• [EXERCISE DESCRIPTION] State how many lines contain the string "this", and write nothing else.
----
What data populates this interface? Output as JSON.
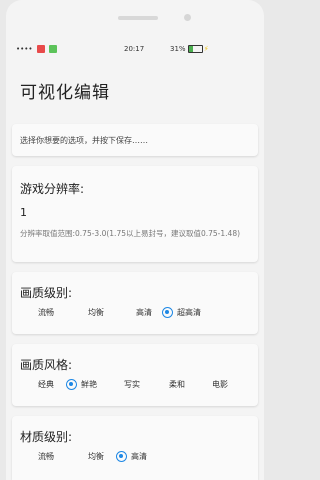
{
  "status_bar": {
    "time": "20:17",
    "battery": "31%",
    "left_text": "••••"
  },
  "page": {
    "title": "可视化编辑"
  },
  "hint": {
    "text": "选择你想要的选项，并按下保存……"
  },
  "resolution": {
    "label": "游戏分辨率:",
    "value": "1",
    "description": "分辨率取值范围:0.75-3.0(1.75以上易封号，建议取值0.75-1.48)"
  },
  "quality": {
    "label": "画质级别:",
    "options": [
      "流畅",
      "均衡",
      "高清",
      "超高清"
    ],
    "selected": "超高清"
  },
  "style": {
    "label": "画质风格:",
    "options": [
      "经典",
      "鲜艳",
      "写实",
      "柔和",
      "电影"
    ],
    "selected": "鲜艳"
  },
  "material": {
    "label": "材质级别:",
    "options": [
      "流畅",
      "均衡",
      "高清"
    ],
    "selected": "高清"
  },
  "colors": {
    "accent": "#1e88e5",
    "background": "#f4f4f4"
  }
}
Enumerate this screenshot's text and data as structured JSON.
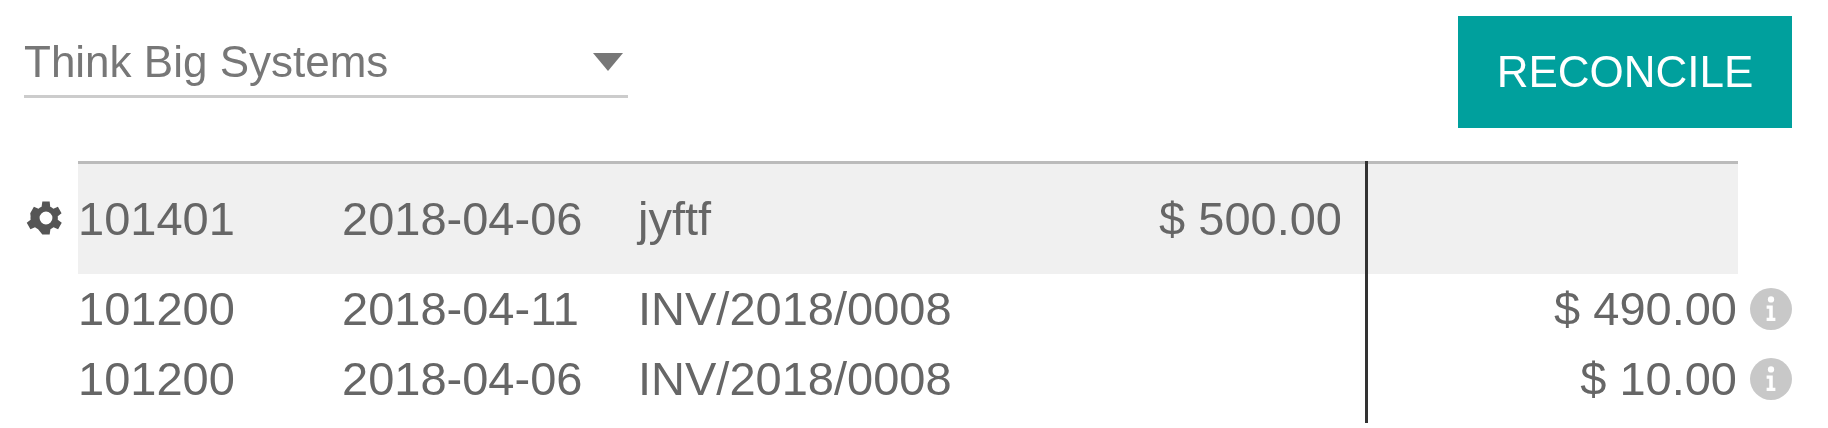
{
  "partner_select": {
    "value": "Think Big Systems"
  },
  "reconcile_button": {
    "label": "RECONCILE"
  },
  "lines": [
    {
      "kind": "open",
      "account": "101401",
      "date": "2018-04-06",
      "label": "jyftf",
      "debit": "$ 500.00"
    },
    {
      "kind": "match",
      "account": "101200",
      "date": "2018-04-11",
      "label": "INV/2018/0008",
      "credit": "$ 490.00"
    },
    {
      "kind": "match",
      "account": "101200",
      "date": "2018-04-06",
      "label": "INV/2018/0008",
      "credit": "$ 10.00"
    }
  ]
}
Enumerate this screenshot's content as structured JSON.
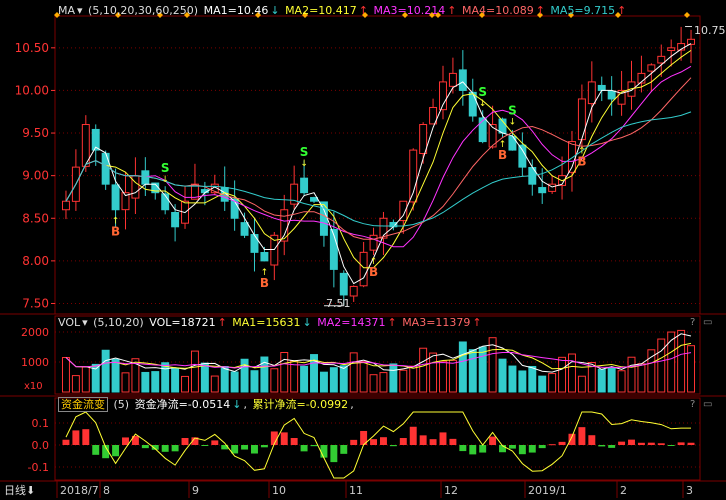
----
• [COMPLETE ANSWER] 3